AVAILABLE RECORDS:
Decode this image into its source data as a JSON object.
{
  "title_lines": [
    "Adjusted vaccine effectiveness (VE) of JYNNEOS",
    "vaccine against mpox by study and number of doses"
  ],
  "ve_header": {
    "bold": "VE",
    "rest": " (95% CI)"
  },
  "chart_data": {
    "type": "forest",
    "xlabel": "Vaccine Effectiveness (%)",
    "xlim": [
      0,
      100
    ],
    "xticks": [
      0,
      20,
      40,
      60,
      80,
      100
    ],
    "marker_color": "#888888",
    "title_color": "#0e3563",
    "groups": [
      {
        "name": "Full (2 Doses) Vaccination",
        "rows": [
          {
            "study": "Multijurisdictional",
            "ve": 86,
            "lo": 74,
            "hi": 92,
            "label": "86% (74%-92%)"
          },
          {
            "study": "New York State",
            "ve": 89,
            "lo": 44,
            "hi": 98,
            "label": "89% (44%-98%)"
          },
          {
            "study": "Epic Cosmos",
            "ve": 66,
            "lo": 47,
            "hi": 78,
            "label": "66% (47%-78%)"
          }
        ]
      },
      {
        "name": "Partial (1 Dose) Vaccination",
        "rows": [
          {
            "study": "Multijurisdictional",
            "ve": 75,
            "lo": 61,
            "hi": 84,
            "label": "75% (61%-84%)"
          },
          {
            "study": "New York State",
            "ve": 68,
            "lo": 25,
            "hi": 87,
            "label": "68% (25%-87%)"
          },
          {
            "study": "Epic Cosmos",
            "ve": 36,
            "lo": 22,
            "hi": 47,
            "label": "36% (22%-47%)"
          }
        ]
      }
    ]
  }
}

TASK DIRECTIONS:
Set down every record above exactly as given.

FINAL RESULT:
Decode this image into its source data as a JSON object.
{
  "title_lines": [
    "Adjusted vaccine effectiveness (VE) of JYNNEOS",
    "vaccine against mpox by study and number of doses"
  ],
  "ve_header": {
    "bold": "VE",
    "rest": " (95% CI)"
  },
  "chart_data": {
    "type": "forest",
    "xlabel": "Vaccine Effectiveness (%)",
    "xlim": [
      0,
      100
    ],
    "xticks": [
      0,
      20,
      40,
      60,
      80,
      100
    ],
    "marker_color": "#888888",
    "title_color": "#0e3563",
    "groups": [
      {
        "name": "Full (2 Doses) Vaccination",
        "rows": [
          {
            "study": "Multijurisdictional",
            "ve": 86,
            "lo": 74,
            "hi": 92,
            "label": "86% (74%-92%)"
          },
          {
            "study": "New York State",
            "ve": 89,
            "lo": 44,
            "hi": 98,
            "label": "89% (44%-98%)"
          },
          {
            "study": "Epic Cosmos",
            "ve": 66,
            "lo": 47,
            "hi": 78,
            "label": "66% (47%-78%)"
          }
        ]
      },
      {
        "name": "Partial (1 Dose) Vaccination",
        "rows": [
          {
            "study": "Multijurisdictional",
            "ve": 75,
            "lo": 61,
            "hi": 84,
            "label": "75% (61%-84%)"
          },
          {
            "study": "New York State",
            "ve": 68,
            "lo": 25,
            "hi": 87,
            "label": "68% (25%-87%)"
          },
          {
            "study": "Epic Cosmos",
            "ve": 36,
            "lo": 22,
            "hi": 47,
            "label": "36% (22%-47%)"
          }
        ]
      }
    ]
  }
}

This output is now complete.